## Provided data:
Start

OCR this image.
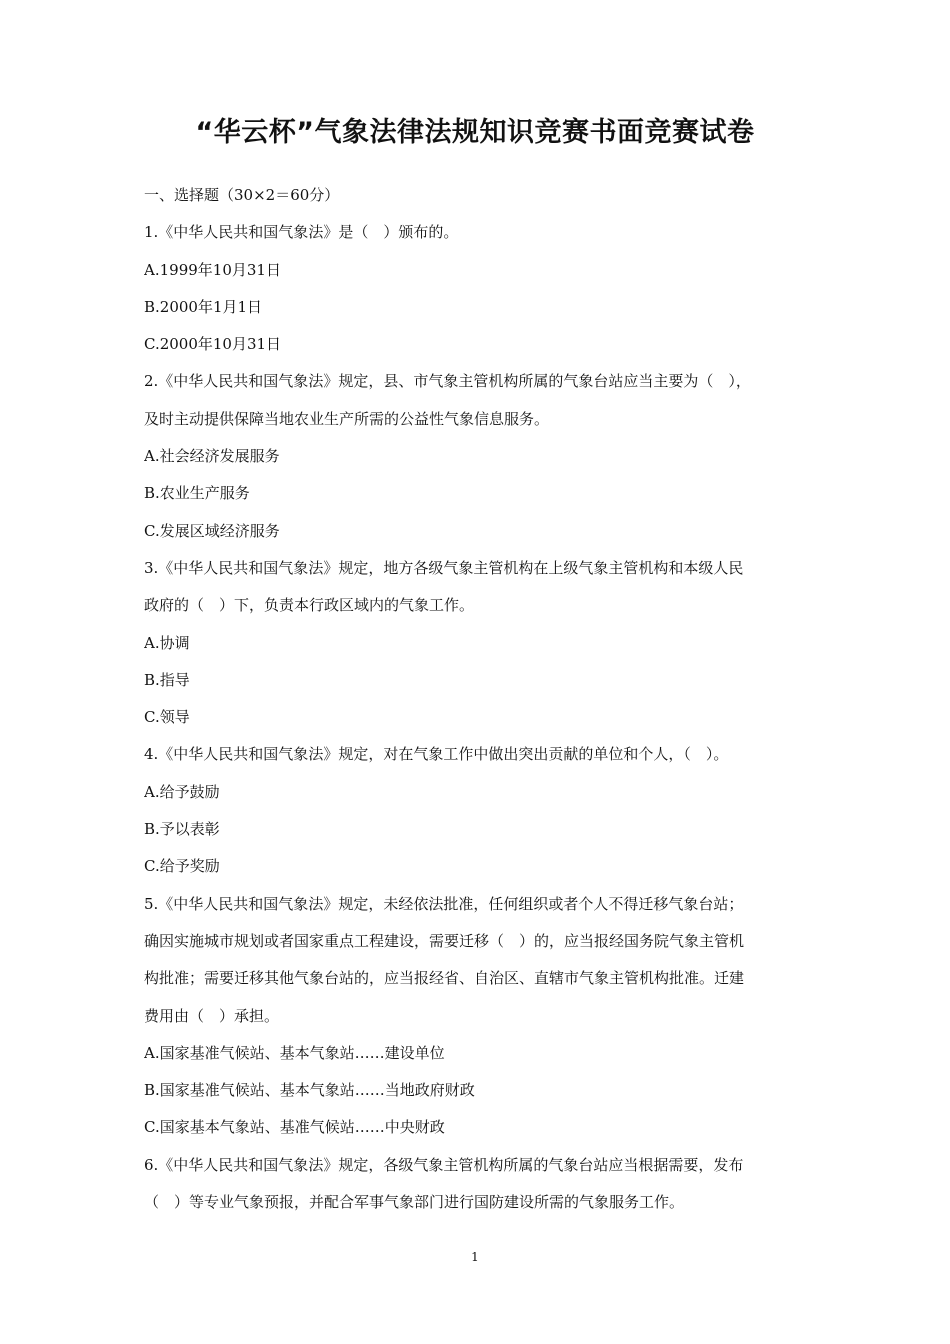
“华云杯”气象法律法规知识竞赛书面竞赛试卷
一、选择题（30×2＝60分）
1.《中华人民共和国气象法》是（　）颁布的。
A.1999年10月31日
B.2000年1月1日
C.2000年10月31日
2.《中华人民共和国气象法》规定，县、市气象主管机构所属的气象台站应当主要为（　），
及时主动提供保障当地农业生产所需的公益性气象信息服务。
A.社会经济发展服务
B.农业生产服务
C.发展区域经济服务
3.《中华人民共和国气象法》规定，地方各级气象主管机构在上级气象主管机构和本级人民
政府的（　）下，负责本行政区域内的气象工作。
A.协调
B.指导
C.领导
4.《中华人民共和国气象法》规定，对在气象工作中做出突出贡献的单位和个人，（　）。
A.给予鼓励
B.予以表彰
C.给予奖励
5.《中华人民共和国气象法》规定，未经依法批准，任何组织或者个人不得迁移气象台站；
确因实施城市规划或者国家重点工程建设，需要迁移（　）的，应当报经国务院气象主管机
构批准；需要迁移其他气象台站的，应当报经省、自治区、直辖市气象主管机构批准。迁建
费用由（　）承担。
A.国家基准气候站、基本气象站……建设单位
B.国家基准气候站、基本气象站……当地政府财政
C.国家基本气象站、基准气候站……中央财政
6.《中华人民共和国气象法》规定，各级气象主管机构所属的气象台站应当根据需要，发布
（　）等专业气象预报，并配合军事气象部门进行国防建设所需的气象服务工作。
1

End

## What to do:
Find each line in the records holding the string "国家基准气候站" and show it.

## Problem solution:
A.国家基准气候站、基本气象站……建设单位
B.国家基准气候站、基本气象站……当地政府财政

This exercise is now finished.